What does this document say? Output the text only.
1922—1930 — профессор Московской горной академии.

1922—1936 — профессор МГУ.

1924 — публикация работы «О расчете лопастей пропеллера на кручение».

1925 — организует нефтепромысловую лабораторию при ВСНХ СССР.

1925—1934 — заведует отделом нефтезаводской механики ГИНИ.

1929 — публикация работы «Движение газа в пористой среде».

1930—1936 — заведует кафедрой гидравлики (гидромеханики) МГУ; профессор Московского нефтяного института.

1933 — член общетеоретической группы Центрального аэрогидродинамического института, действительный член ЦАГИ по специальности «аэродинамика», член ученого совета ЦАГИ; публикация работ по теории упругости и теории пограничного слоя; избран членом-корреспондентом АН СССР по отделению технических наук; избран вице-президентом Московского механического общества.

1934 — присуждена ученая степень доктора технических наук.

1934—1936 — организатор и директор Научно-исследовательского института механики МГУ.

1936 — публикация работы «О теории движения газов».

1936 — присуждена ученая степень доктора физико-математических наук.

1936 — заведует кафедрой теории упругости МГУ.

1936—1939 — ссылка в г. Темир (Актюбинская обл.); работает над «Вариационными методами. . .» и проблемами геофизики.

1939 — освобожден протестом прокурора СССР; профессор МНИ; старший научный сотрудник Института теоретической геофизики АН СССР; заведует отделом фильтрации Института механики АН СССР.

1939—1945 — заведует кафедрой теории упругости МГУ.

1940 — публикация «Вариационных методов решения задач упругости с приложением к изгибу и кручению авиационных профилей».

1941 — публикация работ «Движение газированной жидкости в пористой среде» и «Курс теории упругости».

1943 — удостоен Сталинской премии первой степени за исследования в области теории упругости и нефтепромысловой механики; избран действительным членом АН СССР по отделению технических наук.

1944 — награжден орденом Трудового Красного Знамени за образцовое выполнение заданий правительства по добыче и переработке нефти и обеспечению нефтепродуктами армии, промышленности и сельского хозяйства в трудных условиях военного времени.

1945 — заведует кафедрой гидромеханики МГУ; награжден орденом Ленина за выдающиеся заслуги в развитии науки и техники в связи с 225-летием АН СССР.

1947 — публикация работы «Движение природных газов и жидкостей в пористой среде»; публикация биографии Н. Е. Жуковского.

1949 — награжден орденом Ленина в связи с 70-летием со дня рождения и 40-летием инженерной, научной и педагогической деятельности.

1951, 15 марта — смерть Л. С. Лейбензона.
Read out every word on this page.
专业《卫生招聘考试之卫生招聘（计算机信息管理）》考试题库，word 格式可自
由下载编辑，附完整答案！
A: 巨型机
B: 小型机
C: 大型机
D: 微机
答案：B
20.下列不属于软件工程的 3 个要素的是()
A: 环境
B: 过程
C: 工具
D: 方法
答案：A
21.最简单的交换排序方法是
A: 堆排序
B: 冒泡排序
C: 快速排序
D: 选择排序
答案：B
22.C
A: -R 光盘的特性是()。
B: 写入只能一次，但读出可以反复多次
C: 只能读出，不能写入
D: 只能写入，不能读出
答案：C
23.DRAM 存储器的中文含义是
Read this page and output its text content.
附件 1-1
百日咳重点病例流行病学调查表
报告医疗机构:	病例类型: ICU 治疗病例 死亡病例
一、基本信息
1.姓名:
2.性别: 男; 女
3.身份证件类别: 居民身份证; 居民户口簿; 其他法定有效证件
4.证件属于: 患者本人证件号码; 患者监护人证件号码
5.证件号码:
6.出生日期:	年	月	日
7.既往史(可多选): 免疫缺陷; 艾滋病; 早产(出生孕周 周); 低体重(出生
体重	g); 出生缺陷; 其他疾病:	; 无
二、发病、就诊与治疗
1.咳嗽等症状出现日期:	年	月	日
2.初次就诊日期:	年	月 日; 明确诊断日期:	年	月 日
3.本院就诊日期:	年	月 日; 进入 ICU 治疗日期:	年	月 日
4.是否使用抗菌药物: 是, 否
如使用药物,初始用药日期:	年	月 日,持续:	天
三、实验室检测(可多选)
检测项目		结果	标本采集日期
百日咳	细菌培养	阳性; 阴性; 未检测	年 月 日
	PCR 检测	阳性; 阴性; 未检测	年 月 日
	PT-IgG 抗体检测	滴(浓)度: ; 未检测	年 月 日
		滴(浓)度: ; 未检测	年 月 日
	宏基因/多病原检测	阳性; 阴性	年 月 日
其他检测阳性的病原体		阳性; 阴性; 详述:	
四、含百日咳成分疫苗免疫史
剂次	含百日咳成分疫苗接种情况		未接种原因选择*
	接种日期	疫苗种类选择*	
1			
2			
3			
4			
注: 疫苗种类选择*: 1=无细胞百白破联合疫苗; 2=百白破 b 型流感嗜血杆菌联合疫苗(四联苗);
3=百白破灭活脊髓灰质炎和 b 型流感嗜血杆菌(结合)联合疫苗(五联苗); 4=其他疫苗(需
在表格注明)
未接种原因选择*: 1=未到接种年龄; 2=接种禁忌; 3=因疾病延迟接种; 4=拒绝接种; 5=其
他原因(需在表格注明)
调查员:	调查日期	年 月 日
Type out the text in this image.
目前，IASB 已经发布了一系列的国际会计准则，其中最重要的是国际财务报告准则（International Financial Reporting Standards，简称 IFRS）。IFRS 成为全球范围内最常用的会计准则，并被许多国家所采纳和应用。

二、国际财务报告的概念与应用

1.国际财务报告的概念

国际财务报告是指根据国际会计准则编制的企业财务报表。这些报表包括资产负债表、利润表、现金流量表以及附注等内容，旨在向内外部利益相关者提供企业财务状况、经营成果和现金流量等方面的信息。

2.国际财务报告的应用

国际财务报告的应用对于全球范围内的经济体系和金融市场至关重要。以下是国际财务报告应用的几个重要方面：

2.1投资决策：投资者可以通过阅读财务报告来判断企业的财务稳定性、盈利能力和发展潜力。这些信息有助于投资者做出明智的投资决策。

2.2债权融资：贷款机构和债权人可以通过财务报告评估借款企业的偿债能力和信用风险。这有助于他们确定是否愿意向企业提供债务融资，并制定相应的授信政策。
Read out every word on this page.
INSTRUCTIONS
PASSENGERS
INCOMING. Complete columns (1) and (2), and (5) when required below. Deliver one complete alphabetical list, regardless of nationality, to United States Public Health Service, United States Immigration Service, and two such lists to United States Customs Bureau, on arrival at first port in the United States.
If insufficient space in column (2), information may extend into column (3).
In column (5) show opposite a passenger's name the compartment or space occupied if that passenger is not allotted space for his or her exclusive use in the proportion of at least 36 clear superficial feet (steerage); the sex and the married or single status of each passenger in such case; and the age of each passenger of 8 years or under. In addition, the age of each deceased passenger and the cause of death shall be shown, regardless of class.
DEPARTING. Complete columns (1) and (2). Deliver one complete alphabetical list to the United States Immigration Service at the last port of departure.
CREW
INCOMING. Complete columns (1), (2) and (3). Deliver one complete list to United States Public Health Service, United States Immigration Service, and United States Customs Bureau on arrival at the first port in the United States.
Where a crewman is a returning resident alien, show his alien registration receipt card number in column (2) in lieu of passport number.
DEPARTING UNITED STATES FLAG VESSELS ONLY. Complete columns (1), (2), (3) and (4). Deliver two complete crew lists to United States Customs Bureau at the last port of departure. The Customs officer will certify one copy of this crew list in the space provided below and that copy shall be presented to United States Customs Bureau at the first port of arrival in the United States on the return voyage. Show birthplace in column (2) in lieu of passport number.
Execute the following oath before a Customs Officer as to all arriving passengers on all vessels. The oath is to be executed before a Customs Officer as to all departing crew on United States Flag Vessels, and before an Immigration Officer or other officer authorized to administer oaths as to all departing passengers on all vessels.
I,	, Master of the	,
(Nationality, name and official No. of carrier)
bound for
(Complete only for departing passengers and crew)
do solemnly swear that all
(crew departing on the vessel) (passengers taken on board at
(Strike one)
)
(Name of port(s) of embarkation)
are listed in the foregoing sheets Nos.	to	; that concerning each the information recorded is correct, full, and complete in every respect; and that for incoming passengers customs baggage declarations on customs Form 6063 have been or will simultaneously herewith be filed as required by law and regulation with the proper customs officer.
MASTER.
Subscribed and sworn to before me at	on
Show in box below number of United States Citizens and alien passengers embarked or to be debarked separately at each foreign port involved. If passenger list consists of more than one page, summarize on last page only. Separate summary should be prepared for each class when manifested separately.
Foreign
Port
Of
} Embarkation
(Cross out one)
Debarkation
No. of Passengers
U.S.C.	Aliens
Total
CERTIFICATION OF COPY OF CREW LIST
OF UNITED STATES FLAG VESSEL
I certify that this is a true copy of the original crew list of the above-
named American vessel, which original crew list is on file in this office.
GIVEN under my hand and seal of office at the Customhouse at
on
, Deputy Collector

__________

### YOUR TASK
Each line that holds the word "alphabetical" should be extracted from the records.

### RESPONSE
INCOMING. Complete columns (1) and (2), and (5) when required below. Deliver one complete alphabetical list, regardless of nationality, to United States Public Health Service, United States Immigration Service, and two such lists to United States Customs Bureau, on arrival at first port in the United States.
DEPARTING. Complete columns (1) and (2). Deliver one complete alphabetical list to the United States Immigration Service at the last port of departure.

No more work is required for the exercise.